— BEGIN LISTED RECORDS —
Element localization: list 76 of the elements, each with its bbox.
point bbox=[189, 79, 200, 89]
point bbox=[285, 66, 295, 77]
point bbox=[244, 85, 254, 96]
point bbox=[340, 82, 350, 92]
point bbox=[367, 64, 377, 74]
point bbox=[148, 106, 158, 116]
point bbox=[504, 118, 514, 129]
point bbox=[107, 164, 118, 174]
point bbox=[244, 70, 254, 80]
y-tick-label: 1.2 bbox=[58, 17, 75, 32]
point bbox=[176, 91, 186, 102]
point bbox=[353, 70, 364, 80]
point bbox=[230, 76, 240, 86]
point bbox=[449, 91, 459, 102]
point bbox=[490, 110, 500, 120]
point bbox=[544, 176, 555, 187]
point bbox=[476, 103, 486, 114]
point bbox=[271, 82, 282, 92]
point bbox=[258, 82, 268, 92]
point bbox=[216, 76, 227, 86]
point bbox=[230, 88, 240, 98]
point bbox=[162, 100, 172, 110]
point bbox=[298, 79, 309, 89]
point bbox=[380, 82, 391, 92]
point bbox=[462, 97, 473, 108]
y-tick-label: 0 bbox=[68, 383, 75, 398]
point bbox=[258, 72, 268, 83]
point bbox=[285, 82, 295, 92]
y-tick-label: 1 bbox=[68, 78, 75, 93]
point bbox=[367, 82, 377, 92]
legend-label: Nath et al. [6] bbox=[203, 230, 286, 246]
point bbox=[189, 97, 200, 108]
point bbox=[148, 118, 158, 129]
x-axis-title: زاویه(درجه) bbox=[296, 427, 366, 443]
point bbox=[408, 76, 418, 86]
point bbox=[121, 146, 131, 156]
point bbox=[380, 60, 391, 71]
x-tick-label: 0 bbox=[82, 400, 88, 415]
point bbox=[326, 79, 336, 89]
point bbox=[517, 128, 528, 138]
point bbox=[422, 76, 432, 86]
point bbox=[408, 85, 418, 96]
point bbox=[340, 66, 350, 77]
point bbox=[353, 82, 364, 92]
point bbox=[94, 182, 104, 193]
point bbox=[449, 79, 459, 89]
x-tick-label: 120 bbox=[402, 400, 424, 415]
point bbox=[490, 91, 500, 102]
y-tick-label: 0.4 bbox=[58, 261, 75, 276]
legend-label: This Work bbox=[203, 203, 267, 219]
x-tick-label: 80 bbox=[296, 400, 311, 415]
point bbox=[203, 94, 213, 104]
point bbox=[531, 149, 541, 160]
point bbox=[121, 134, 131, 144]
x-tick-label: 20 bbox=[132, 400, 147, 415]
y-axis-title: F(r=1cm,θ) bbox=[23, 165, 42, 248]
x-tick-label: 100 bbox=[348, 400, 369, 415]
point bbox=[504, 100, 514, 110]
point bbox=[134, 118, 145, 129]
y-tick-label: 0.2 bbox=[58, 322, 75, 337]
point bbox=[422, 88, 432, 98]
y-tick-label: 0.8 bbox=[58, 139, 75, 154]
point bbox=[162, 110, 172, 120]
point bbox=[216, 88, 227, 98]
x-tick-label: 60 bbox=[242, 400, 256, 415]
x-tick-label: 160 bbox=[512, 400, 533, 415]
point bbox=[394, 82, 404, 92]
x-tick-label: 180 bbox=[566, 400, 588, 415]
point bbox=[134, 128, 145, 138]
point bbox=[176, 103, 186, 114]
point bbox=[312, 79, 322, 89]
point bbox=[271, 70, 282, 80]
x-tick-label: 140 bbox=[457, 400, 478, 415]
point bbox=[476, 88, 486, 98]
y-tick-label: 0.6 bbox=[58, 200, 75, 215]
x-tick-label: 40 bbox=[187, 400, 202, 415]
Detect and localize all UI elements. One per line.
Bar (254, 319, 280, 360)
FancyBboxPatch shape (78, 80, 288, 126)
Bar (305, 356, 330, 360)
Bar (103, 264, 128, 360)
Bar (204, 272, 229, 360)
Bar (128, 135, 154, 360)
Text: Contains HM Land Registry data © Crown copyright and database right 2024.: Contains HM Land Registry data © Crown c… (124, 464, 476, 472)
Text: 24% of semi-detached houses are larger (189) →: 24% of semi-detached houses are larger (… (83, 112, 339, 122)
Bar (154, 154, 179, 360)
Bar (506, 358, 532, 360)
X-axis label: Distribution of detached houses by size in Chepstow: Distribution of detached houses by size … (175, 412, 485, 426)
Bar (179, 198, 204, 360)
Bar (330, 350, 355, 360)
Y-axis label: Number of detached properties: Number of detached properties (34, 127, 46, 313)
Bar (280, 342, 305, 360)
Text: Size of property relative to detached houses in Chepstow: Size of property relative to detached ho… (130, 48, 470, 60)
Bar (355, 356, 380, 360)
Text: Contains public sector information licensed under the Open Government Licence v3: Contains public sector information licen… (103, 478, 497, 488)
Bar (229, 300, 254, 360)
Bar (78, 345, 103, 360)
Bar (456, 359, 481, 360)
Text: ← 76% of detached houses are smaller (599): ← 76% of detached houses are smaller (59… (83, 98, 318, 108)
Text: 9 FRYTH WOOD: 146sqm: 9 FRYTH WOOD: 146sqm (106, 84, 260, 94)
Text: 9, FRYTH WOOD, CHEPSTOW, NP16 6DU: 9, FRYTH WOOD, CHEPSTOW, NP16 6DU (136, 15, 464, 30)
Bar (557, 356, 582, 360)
— END LISTED RECORDS —
- _GIVEN INSTRUCTION_
Please write out again the part of the items above that opens with their first line and closes with the line containing "point bbox=[134, 118, 145, 129]", keeping both of those lines.

- _OUTPUT FOR THIS TASK_
Element localization: list 76 of the elements, each with its bbox.
point bbox=[189, 79, 200, 89]
point bbox=[285, 66, 295, 77]
point bbox=[244, 85, 254, 96]
point bbox=[340, 82, 350, 92]
point bbox=[367, 64, 377, 74]
point bbox=[148, 106, 158, 116]
point bbox=[504, 118, 514, 129]
point bbox=[107, 164, 118, 174]
point bbox=[244, 70, 254, 80]
y-tick-label: 1.2 bbox=[58, 17, 75, 32]
point bbox=[176, 91, 186, 102]
point bbox=[353, 70, 364, 80]
point bbox=[230, 76, 240, 86]
point bbox=[449, 91, 459, 102]
point bbox=[490, 110, 500, 120]
point bbox=[544, 176, 555, 187]
point bbox=[476, 103, 486, 114]
point bbox=[271, 82, 282, 92]
point bbox=[258, 82, 268, 92]
point bbox=[216, 76, 227, 86]
point bbox=[230, 88, 240, 98]
point bbox=[162, 100, 172, 110]
point bbox=[298, 79, 309, 89]
point bbox=[380, 82, 391, 92]
point bbox=[462, 97, 473, 108]
y-tick-label: 0 bbox=[68, 383, 75, 398]
point bbox=[258, 72, 268, 83]
point bbox=[285, 82, 295, 92]
y-tick-label: 1 bbox=[68, 78, 75, 93]
point bbox=[367, 82, 377, 92]
legend-label: Nath et al. [6] bbox=[203, 230, 286, 246]
point bbox=[189, 97, 200, 108]
point bbox=[148, 118, 158, 129]
x-axis-title: زاویه(درجه) bbox=[296, 427, 366, 443]
point bbox=[408, 76, 418, 86]
point bbox=[121, 146, 131, 156]
point bbox=[380, 60, 391, 71]
x-tick-label: 0 bbox=[82, 400, 88, 415]
point bbox=[326, 79, 336, 89]
point bbox=[517, 128, 528, 138]
point bbox=[422, 76, 432, 86]
point bbox=[408, 85, 418, 96]
point bbox=[340, 66, 350, 77]
point bbox=[353, 82, 364, 92]
point bbox=[94, 182, 104, 193]
point bbox=[449, 79, 459, 89]
x-tick-label: 120 bbox=[402, 400, 424, 415]
point bbox=[490, 91, 500, 102]
y-tick-label: 0.4 bbox=[58, 261, 75, 276]
legend-label: This Work bbox=[203, 203, 267, 219]
x-tick-label: 80 bbox=[296, 400, 311, 415]
point bbox=[203, 94, 213, 104]
point bbox=[531, 149, 541, 160]
point bbox=[121, 134, 131, 144]
x-tick-label: 20 bbox=[132, 400, 147, 415]
y-axis-title: F(r=1cm,θ) bbox=[23, 165, 42, 248]
x-tick-label: 100 bbox=[348, 400, 369, 415]
point bbox=[504, 100, 514, 110]
point bbox=[134, 118, 145, 129]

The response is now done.